**What the exercise asks**
Find the string "name" in the data, then copy every line where it is found.

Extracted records
══════════

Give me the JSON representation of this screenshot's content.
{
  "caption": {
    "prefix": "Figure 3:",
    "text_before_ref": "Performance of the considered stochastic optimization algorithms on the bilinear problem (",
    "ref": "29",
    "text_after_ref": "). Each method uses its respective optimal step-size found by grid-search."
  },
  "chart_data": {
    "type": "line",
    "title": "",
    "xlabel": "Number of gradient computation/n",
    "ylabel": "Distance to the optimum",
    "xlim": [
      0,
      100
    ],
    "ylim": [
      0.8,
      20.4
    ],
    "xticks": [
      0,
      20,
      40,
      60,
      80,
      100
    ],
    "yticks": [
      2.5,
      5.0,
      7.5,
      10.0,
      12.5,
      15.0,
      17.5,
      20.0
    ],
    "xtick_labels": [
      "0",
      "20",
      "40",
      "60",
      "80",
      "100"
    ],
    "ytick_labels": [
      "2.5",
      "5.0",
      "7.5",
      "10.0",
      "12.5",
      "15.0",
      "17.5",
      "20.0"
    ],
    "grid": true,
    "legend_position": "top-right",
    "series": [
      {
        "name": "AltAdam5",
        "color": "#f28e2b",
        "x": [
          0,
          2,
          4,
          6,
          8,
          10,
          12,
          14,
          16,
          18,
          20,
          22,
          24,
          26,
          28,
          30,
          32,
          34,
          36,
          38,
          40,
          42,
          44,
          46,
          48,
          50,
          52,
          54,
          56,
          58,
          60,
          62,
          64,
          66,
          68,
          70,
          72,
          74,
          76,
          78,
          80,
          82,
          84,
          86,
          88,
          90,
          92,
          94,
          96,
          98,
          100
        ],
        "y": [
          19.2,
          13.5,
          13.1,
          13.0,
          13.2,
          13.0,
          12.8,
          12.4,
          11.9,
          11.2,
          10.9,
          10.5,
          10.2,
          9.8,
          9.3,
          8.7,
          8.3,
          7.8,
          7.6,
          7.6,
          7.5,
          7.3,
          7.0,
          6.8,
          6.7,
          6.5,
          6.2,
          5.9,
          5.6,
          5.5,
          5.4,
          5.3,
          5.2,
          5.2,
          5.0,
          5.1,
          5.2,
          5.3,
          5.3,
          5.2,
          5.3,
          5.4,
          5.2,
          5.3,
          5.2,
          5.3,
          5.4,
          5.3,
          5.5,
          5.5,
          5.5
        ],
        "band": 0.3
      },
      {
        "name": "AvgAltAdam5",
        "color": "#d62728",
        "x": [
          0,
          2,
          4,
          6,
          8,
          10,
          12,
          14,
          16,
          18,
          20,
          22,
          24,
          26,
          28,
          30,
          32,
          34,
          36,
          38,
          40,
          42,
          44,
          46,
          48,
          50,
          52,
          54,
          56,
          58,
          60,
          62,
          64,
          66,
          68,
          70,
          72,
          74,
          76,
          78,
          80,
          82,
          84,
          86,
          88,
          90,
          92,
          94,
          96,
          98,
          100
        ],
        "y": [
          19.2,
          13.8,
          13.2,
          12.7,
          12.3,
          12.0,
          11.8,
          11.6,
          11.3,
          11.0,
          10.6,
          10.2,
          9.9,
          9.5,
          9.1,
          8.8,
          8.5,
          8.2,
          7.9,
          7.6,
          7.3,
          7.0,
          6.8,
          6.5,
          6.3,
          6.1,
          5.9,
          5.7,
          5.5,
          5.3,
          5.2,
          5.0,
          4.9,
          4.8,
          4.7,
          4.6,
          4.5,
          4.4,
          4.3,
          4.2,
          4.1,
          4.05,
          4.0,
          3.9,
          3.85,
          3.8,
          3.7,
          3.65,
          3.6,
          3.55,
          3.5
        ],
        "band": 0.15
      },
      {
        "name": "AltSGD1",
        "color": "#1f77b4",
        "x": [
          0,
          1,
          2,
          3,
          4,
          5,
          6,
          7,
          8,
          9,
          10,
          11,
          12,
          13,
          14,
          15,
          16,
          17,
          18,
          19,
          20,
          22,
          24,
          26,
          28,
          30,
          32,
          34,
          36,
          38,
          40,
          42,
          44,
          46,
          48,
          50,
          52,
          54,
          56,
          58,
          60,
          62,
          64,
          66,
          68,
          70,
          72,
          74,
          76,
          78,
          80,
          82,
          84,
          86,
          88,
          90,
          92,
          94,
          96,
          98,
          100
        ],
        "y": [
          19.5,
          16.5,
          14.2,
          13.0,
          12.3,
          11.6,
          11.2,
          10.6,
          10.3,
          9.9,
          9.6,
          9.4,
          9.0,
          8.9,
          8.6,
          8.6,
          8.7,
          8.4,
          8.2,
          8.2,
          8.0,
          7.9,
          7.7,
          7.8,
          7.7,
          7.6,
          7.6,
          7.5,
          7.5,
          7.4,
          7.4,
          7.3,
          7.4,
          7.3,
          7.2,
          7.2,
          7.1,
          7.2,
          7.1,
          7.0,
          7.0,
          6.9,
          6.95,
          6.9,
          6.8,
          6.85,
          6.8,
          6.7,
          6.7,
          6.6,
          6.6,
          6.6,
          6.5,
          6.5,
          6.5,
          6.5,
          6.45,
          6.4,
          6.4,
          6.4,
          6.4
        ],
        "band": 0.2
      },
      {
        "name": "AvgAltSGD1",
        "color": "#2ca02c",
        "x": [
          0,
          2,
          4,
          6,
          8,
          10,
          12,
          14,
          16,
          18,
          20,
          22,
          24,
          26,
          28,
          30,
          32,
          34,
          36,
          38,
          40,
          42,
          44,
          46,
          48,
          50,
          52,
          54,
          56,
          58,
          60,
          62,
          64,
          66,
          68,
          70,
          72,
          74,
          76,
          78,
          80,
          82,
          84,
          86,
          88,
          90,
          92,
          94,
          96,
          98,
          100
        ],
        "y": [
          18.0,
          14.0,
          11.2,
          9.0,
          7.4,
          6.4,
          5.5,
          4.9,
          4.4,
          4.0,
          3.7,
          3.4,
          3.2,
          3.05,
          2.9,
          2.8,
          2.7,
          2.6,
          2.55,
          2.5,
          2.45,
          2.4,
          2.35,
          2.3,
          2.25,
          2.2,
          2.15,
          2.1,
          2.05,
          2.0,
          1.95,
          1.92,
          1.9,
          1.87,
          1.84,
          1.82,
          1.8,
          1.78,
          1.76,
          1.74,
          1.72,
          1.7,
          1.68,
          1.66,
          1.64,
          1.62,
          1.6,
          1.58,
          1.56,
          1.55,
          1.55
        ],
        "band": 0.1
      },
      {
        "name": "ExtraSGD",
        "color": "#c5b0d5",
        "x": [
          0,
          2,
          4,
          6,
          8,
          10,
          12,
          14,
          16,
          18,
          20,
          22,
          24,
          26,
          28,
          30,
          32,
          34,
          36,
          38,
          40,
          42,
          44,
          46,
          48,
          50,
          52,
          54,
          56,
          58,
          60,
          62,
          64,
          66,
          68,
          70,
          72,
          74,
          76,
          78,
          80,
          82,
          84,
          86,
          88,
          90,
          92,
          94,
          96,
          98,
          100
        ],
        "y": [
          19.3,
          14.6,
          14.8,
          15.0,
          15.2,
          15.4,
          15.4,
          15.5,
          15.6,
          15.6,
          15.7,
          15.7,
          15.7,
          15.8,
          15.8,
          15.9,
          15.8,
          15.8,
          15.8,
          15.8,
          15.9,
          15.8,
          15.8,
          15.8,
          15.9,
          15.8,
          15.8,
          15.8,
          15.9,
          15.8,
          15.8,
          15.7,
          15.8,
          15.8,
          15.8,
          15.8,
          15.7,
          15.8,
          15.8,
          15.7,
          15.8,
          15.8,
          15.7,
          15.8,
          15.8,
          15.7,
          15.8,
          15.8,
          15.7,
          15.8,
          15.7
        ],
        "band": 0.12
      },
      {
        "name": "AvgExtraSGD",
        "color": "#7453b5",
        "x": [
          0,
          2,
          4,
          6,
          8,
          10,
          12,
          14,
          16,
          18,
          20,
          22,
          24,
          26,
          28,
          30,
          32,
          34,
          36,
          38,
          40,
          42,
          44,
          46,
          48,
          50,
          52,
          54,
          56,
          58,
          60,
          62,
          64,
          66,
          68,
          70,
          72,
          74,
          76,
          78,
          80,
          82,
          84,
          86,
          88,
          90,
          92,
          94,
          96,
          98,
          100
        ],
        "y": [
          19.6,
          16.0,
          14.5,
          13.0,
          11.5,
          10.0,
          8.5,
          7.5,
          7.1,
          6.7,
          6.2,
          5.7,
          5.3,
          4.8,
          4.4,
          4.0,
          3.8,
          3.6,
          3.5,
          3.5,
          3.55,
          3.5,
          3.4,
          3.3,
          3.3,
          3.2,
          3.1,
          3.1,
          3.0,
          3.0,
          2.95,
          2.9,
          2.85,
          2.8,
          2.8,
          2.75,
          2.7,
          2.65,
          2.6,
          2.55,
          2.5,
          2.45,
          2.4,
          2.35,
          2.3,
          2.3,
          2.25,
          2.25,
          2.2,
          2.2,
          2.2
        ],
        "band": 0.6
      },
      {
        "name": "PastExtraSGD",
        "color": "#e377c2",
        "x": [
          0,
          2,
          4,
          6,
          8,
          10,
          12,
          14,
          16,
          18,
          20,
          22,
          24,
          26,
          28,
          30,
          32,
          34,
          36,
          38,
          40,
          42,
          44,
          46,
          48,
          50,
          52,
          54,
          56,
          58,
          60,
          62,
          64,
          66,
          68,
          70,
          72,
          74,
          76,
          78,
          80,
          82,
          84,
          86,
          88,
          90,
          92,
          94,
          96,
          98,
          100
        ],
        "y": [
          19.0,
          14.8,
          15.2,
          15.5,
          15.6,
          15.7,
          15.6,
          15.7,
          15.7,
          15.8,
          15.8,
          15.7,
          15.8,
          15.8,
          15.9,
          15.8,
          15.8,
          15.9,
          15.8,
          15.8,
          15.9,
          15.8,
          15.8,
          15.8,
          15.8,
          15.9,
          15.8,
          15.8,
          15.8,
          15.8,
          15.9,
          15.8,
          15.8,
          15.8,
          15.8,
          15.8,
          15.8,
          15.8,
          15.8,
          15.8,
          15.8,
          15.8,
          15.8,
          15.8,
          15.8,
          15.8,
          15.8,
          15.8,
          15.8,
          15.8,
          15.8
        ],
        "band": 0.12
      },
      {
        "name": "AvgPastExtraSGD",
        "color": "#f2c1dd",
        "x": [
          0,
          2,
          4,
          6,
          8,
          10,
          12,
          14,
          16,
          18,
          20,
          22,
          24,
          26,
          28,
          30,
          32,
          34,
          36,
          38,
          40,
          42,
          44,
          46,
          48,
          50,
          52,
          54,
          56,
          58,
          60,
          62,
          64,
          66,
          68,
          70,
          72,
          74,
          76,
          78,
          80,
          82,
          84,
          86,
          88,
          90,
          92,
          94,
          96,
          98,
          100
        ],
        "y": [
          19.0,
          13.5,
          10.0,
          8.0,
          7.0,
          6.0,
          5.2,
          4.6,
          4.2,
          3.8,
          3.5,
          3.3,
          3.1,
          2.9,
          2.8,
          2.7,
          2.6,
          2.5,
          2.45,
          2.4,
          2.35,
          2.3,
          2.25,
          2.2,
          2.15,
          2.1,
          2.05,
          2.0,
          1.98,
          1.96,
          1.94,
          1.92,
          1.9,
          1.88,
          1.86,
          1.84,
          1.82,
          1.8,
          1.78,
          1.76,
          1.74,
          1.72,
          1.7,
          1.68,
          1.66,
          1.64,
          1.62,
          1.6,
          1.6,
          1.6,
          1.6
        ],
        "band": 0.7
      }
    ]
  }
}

══════════

**Answer to the problem**
        "name": "AltAdam5",
        "name": "AvgAltAdam5",
        "name": "AltSGD1",
        "name": "AvgAltSGD1",
        "name": "ExtraSGD",
        "name": "AvgExtraSGD",
        "name": "PastExtraSGD",
        "name": "AvgPastExtraSGD",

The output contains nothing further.